-------- Given data --------

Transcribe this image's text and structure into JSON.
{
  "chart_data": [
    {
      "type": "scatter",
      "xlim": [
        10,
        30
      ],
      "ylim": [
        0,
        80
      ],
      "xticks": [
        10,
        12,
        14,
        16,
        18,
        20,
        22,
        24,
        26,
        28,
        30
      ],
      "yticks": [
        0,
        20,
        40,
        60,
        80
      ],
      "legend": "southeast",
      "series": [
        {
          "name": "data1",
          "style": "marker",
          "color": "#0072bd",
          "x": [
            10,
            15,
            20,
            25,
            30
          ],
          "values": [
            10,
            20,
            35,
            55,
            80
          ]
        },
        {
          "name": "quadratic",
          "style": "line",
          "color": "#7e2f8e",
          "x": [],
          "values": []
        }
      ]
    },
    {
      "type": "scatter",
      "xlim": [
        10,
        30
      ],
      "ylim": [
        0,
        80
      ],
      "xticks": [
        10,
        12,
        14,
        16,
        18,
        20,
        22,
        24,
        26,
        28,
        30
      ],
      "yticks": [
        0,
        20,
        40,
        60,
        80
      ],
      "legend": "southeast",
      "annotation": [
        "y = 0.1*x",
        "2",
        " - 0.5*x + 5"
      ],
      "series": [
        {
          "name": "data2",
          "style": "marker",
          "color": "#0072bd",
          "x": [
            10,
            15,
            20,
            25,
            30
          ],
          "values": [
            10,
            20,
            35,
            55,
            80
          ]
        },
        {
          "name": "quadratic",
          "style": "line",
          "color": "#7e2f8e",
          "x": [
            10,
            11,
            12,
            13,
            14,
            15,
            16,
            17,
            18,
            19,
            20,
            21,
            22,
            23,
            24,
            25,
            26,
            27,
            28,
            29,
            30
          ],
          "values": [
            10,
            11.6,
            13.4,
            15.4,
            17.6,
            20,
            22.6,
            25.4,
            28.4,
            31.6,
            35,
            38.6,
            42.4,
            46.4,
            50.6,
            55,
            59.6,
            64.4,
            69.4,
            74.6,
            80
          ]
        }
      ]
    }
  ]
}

--------

Your instructions: Collect each line holding the string "name".

Output of the exercise:
          "name": "data1",
          "name": "quadratic",
          "name": "data2",
          "name": "quadratic",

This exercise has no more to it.